--- GOAL ---
Note each line where "загрязнение" appears, and copy it.

#### RECORDS SUPPLIED

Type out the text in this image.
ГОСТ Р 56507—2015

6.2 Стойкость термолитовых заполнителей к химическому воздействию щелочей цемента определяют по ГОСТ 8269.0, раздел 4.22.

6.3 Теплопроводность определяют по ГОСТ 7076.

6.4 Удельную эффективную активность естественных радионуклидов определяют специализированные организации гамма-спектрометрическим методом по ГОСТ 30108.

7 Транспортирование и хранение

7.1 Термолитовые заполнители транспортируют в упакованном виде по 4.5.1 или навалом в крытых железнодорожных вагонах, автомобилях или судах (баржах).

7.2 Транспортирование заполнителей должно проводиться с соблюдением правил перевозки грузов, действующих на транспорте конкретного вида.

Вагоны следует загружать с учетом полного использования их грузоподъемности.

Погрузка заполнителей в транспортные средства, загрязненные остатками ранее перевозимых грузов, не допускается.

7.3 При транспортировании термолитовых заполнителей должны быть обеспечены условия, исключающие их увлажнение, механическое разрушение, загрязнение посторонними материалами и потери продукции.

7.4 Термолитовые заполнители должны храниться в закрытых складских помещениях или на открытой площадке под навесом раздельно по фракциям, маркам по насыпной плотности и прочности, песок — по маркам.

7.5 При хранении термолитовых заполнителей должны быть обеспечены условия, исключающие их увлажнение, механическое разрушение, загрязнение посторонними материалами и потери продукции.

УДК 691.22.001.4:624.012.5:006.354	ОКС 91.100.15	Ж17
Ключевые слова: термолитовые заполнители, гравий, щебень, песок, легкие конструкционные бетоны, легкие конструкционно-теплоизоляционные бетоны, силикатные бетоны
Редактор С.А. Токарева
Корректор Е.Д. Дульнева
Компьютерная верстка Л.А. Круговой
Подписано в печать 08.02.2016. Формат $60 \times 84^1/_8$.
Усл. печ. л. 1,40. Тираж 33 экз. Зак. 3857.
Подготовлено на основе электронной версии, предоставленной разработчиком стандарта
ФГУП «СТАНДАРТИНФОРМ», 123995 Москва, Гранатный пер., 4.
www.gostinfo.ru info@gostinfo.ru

########

--- COMPLETE ANSWER ---
7.3 При транспортировании термолитовых заполнителей должны быть обеспечены условия, исключающие их увлажнение, механическое разрушение, загрязнение посторонними материалами и потери продукции.
7.5 При хранении термолитовых заполнителей должны быть обеспечены условия, исключающие их увлажнение, механическое разрушение, загрязнение посторонними материалами и потери продукции.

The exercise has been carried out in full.